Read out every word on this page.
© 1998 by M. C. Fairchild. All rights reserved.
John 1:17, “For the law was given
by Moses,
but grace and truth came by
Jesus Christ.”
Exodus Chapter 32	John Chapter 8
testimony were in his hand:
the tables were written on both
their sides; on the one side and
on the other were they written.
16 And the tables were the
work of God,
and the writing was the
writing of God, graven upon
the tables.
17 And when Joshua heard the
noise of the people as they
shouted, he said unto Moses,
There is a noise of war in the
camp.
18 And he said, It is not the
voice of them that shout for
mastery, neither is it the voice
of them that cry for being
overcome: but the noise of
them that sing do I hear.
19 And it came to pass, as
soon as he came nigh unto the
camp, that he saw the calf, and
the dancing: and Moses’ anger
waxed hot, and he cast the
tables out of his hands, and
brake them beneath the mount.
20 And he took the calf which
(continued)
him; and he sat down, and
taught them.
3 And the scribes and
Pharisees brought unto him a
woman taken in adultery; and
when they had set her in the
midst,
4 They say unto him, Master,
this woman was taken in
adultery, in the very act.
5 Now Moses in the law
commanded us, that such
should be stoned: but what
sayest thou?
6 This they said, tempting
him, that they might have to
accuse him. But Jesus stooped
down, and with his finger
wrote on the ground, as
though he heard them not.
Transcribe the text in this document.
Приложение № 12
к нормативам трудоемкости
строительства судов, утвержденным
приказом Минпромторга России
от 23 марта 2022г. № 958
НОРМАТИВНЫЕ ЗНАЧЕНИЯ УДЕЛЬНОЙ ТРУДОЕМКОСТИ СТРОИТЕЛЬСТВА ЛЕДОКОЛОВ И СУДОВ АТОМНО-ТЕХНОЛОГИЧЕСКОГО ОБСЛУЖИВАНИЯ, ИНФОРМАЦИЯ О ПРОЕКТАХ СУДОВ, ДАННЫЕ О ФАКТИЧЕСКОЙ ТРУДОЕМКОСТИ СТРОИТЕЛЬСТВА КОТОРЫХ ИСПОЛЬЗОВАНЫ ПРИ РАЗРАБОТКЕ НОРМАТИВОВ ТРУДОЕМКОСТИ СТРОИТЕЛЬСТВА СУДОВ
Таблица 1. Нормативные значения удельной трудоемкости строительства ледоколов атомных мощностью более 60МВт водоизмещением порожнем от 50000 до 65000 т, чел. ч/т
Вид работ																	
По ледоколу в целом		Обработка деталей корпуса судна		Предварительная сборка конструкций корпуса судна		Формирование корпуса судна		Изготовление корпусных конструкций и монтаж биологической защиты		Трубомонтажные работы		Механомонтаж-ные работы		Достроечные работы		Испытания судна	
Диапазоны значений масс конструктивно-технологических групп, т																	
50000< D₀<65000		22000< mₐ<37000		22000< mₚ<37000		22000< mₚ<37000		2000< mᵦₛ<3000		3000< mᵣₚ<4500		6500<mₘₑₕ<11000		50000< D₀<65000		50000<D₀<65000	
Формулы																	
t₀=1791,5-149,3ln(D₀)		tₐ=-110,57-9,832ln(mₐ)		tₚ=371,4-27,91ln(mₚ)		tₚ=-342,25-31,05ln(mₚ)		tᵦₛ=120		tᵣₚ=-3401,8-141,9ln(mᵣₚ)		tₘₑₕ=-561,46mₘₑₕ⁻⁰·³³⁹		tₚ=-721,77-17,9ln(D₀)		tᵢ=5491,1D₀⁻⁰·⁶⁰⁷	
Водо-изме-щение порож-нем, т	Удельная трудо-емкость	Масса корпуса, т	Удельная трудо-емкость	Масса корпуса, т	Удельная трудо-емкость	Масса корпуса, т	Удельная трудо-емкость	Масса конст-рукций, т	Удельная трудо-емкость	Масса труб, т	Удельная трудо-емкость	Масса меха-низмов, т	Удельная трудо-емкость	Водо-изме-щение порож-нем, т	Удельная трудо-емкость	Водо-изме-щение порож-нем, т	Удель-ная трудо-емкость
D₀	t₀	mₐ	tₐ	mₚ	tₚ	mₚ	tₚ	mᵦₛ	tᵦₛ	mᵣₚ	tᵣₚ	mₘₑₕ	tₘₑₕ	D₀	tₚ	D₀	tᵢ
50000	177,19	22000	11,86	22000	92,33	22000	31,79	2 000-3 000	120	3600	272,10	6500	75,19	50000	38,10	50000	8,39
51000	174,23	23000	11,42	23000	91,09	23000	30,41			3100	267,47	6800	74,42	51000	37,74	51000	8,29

#### [Task requirements]
Show every line from the listing above in which the string "writing" appears.

#### [Task answer]
and the writing was the
writing of God, graven upon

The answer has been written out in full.